**Records supplied:**
········
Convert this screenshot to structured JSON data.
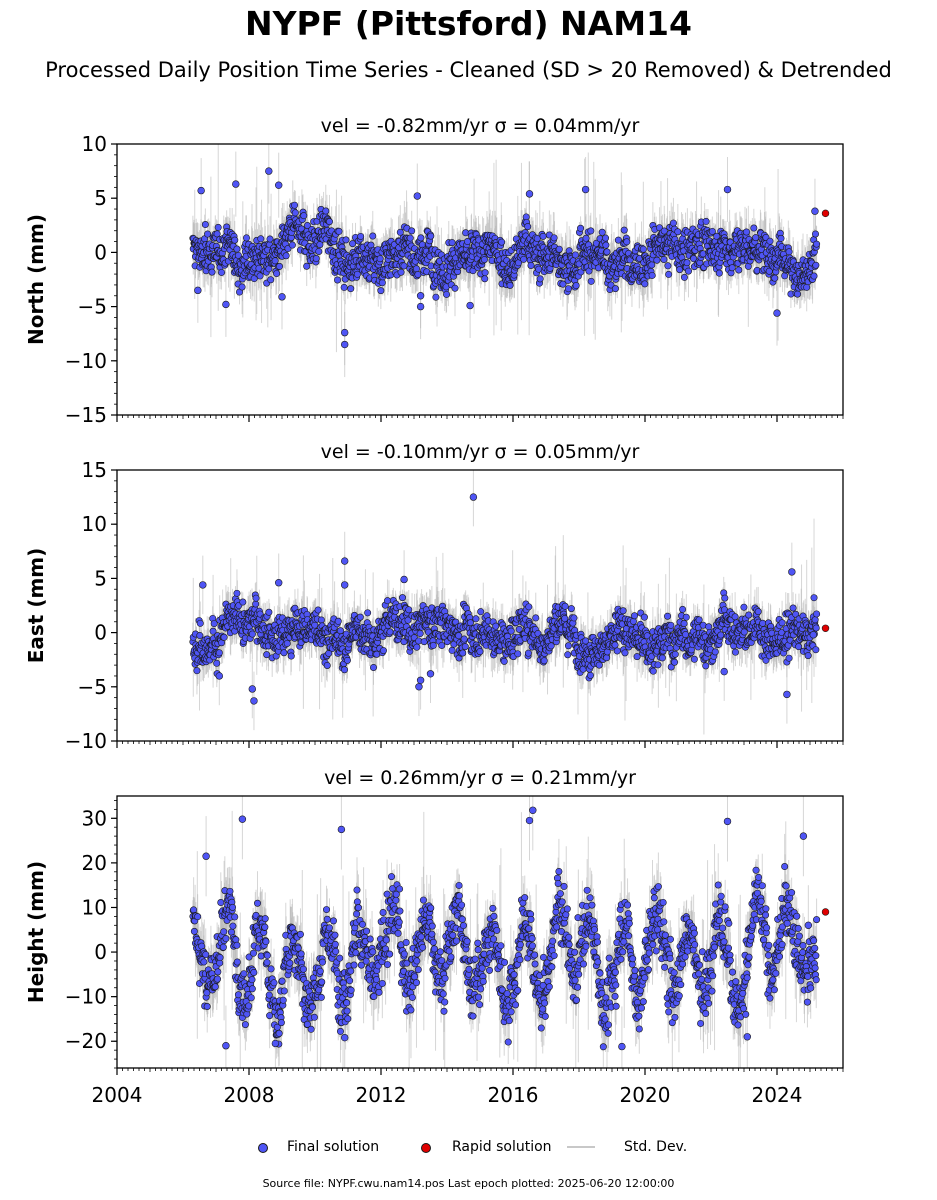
{
  "title": "NYPF (Pittsford) NAM14",
  "subtitle": "Processed Daily Position Time Series - Cleaned (SD > 20 Removed) & Detrended",
  "legend": {
    "final": "Final solution",
    "rapid": "Rapid solution",
    "std": "Std. Dev."
  },
  "footer": "Source file: NYPF.cwu.nam14.pos  Last epoch plotted: 2025-06-20 12:00:00",
  "colors": {
    "final": "#4f55f5",
    "rapid": "#e00000",
    "std": "#b4b4b4",
    "edge": "#1a1a1a"
  },
  "chart_data": [
    {
      "type": "scatter",
      "component": "north",
      "panel_title": "vel = -0.82mm/yr   σ = 0.04mm/yr",
      "ylabel": "North (mm)",
      "xlim": [
        2004,
        2026
      ],
      "ylim": [
        -15,
        10
      ],
      "yticks": [
        -15,
        -10,
        -5,
        0,
        5,
        10
      ],
      "xticks": [
        2004,
        2008,
        2012,
        2016,
        2020,
        2024
      ],
      "show_x_tick_labels": false,
      "spread": 1.3,
      "sd_len": 2.0,
      "annual_amplitude": 0.4,
      "data_span": [
        2006.3,
        2025.2
      ],
      "outliers": [
        {
          "x": 2006.55,
          "y": 5.7
        },
        {
          "x": 2007.6,
          "y": 6.3
        },
        {
          "x": 2008.6,
          "y": 7.5
        },
        {
          "x": 2008.9,
          "y": 6.2
        },
        {
          "x": 2013.1,
          "y": 5.2
        },
        {
          "x": 2016.5,
          "y": 5.4
        },
        {
          "x": 2018.2,
          "y": 5.8
        },
        {
          "x": 2022.5,
          "y": 5.8
        },
        {
          "x": 2006.45,
          "y": -3.5
        },
        {
          "x": 2007.3,
          "y": -4.8
        },
        {
          "x": 2009.0,
          "y": -4.1
        },
        {
          "x": 2010.9,
          "y": -7.4
        },
        {
          "x": 2010.9,
          "y": -8.5
        },
        {
          "x": 2013.2,
          "y": -5.0
        },
        {
          "x": 2013.2,
          "y": -4.0
        },
        {
          "x": 2014.7,
          "y": -4.9
        },
        {
          "x": 2024.0,
          "y": -5.6
        },
        {
          "x": 2025.15,
          "y": 3.8
        }
      ],
      "rapid": [
        {
          "x": 2025.47,
          "y": 3.6
        }
      ]
    },
    {
      "type": "scatter",
      "component": "east",
      "panel_title": "vel = -0.10mm/yr   σ = 0.05mm/yr",
      "ylabel": "East (mm)",
      "xlim": [
        2004,
        2026
      ],
      "ylim": [
        -10,
        15
      ],
      "yticks": [
        -10,
        -5,
        0,
        5,
        10,
        15
      ],
      "xticks": [
        2004,
        2008,
        2012,
        2016,
        2020,
        2024
      ],
      "show_x_tick_labels": false,
      "spread": 1.2,
      "sd_len": 1.8,
      "annual_amplitude": 0.3,
      "data_span": [
        2006.3,
        2025.2
      ],
      "outliers": [
        {
          "x": 2014.8,
          "y": 12.5
        },
        {
          "x": 2010.9,
          "y": 6.6
        },
        {
          "x": 2010.9,
          "y": 4.4
        },
        {
          "x": 2006.6,
          "y": 4.4
        },
        {
          "x": 2008.9,
          "y": 4.6
        },
        {
          "x": 2024.45,
          "y": 5.6
        },
        {
          "x": 2012.7,
          "y": 4.9
        },
        {
          "x": 2007.1,
          "y": -4.0
        },
        {
          "x": 2008.1,
          "y": -5.2
        },
        {
          "x": 2008.15,
          "y": -6.3
        },
        {
          "x": 2013.15,
          "y": -5.0
        },
        {
          "x": 2013.2,
          "y": -4.4
        },
        {
          "x": 2013.5,
          "y": -3.8
        },
        {
          "x": 2024.3,
          "y": -5.7
        },
        {
          "x": 2022.4,
          "y": -3.6
        },
        {
          "x": 2025.1,
          "y": -0.2
        }
      ],
      "rapid": [
        {
          "x": 2025.47,
          "y": 0.4
        }
      ]
    },
    {
      "type": "scatter",
      "component": "height",
      "panel_title": "vel = 0.26mm/yr   σ = 0.21mm/yr",
      "ylabel": "Height (mm)",
      "xlim": [
        2004,
        2026
      ],
      "ylim": [
        -26,
        35
      ],
      "yticks": [
        -20,
        -10,
        0,
        10,
        20,
        30
      ],
      "xticks": [
        2004,
        2008,
        2012,
        2016,
        2020,
        2024
      ],
      "show_x_tick_labels": true,
      "spread": 4.5,
      "sd_len": 6.0,
      "annual_amplitude": 8.0,
      "data_span": [
        2006.3,
        2025.2
      ],
      "outliers": [
        {
          "x": 2007.8,
          "y": 29.8
        },
        {
          "x": 2010.8,
          "y": 27.5
        },
        {
          "x": 2016.6,
          "y": 31.8
        },
        {
          "x": 2016.5,
          "y": 29.5
        },
        {
          "x": 2022.5,
          "y": 29.3
        },
        {
          "x": 2024.8,
          "y": 26.0
        },
        {
          "x": 2006.7,
          "y": 21.5
        },
        {
          "x": 2007.3,
          "y": -21.0
        },
        {
          "x": 2008.8,
          "y": -20.5
        },
        {
          "x": 2010.9,
          "y": -19.2
        },
        {
          "x": 2019.3,
          "y": -21.2
        },
        {
          "x": 2023.1,
          "y": -19.0
        },
        {
          "x": 2024.95,
          "y": 6.0
        }
      ],
      "rapid": [
        {
          "x": 2025.47,
          "y": 9.0
        }
      ]
    }
  ]
}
········
**Exercise prompt:**
Repeat each record exactly as shown above, dropping all images.

**Response:**
Convert this screenshot to structured JSON data.
{
  "title": "NYPF (Pittsford) NAM14",
  "subtitle": "Processed Daily Position Time Series - Cleaned (SD > 20 Removed) & Detrended",
  "legend": {
    "final": "Final solution",
    "rapid": "Rapid solution",
    "std": "Std. Dev."
  },
  "footer": "Source file: NYPF.cwu.nam14.pos  Last epoch plotted: 2025-06-20 12:00:00",
  "colors": {
    "final": "#4f55f5",
    "rapid": "#e00000",
    "std": "#b4b4b4",
    "edge": "#1a1a1a"
  },
  "chart_data": [
    {
      "type": "scatter",
      "component": "north",
      "panel_title": "vel = -0.82mm/yr   σ = 0.04mm/yr",
      "ylabel": "North (mm)",
      "xlim": [
        2004,
        2026
      ],
      "ylim": [
        -15,
        10
      ],
      "yticks": [
        -15,
        -10,
        -5,
        0,
        5,
        10
      ],
      "xticks": [
        2004,
        2008,
        2012,
        2016,
        2020,
        2024
      ],
      "show_x_tick_labels": false,
      "spread": 1.3,
      "sd_len": 2.0,
      "annual_amplitude": 0.4,
      "data_span": [
        2006.3,
        2025.2
      ],
      "outliers": [
        {
          "x": 2006.55,
          "y": 5.7
        },
        {
          "x": 2007.6,
          "y": 6.3
        },
        {
          "x": 2008.6,
          "y": 7.5
        },
        {
          "x": 2008.9,
          "y": 6.2
        },
        {
          "x": 2013.1,
          "y": 5.2
        },
        {
          "x": 2016.5,
          "y": 5.4
        },
        {
          "x": 2018.2,
          "y": 5.8
        },
        {
          "x": 2022.5,
          "y": 5.8
        },
        {
          "x": 2006.45,
          "y": -3.5
        },
        {
          "x": 2007.3,
          "y": -4.8
        },
        {
          "x": 2009.0,
          "y": -4.1
        },
        {
          "x": 2010.9,
          "y": -7.4
        },
        {
          "x": 2010.9,
          "y": -8.5
        },
        {
          "x": 2013.2,
          "y": -5.0
        },
        {
          "x": 2013.2,
          "y": -4.0
        },
        {
          "x": 2014.7,
          "y": -4.9
        },
        {
          "x": 2024.0,
          "y": -5.6
        },
        {
          "x": 2025.15,
          "y": 3.8
        }
      ],
      "rapid": [
        {
          "x": 2025.47,
          "y": 3.6
        }
      ]
    },
    {
      "type": "scatter",
      "component": "east",
      "panel_title": "vel = -0.10mm/yr   σ = 0.05mm/yr",
      "ylabel": "East (mm)",
      "xlim": [
        2004,
        2026
      ],
      "ylim": [
        -10,
        15
      ],
      "yticks": [
        -10,
        -5,
        0,
        5,
        10,
        15
      ],
      "xticks": [
        2004,
        2008,
        2012,
        2016,
        2020,
        2024
      ],
      "show_x_tick_labels": false,
      "spread": 1.2,
      "sd_len": 1.8,
      "annual_amplitude": 0.3,
      "data_span": [
        2006.3,
        2025.2
      ],
      "outliers": [
        {
          "x": 2014.8,
          "y": 12.5
        },
        {
          "x": 2010.9,
          "y": 6.6
        },
        {
          "x": 2010.9,
          "y": 4.4
        },
        {
          "x": 2006.6,
          "y": 4.4
        },
        {
          "x": 2008.9,
          "y": 4.6
        },
        {
          "x": 2024.45,
          "y": 5.6
        },
        {
          "x": 2012.7,
          "y": 4.9
        },
        {
          "x": 2007.1,
          "y": -4.0
        },
        {
          "x": 2008.1,
          "y": -5.2
        },
        {
          "x": 2008.15,
          "y": -6.3
        },
        {
          "x": 2013.15,
          "y": -5.0
        },
        {
          "x": 2013.2,
          "y": -4.4
        },
        {
          "x": 2013.5,
          "y": -3.8
        },
        {
          "x": 2024.3,
          "y": -5.7
        },
        {
          "x": 2022.4,
          "y": -3.6
        },
        {
          "x": 2025.1,
          "y": -0.2
        }
      ],
      "rapid": [
        {
          "x": 2025.47,
          "y": 0.4
        }
      ]
    },
    {
      "type": "scatter",
      "component": "height",
      "panel_title": "vel = 0.26mm/yr   σ = 0.21mm/yr",
      "ylabel": "Height (mm)",
      "xlim": [
        2004,
        2026
      ],
      "ylim": [
        -26,
        35
      ],
      "yticks": [
        -20,
        -10,
        0,
        10,
        20,
        30
      ],
      "xticks": [
        2004,
        2008,
        2012,
        2016,
        2020,
        2024
      ],
      "show_x_tick_labels": true,
      "spread": 4.5,
      "sd_len": 6.0,
      "annual_amplitude": 8.0,
      "data_span": [
        2006.3,
        2025.2
      ],
      "outliers": [
        {
          "x": 2007.8,
          "y": 29.8
        },
        {
          "x": 2010.8,
          "y": 27.5
        },
        {
          "x": 2016.6,
          "y": 31.8
        },
        {
          "x": 2016.5,
          "y": 29.5
        },
        {
          "x": 2022.5,
          "y": 29.3
        },
        {
          "x": 2024.8,
          "y": 26.0
        },
        {
          "x": 2006.7,
          "y": 21.5
        },
        {
          "x": 2007.3,
          "y": -21.0
        },
        {
          "x": 2008.8,
          "y": -20.5
        },
        {
          "x": 2010.9,
          "y": -19.2
        },
        {
          "x": 2019.3,
          "y": -21.2
        },
        {
          "x": 2023.1,
          "y": -19.0
        },
        {
          "x": 2024.95,
          "y": 6.0
        }
      ],
      "rapid": [
        {
          "x": 2025.47,
          "y": 9.0
        }
      ]
    }
  ]
}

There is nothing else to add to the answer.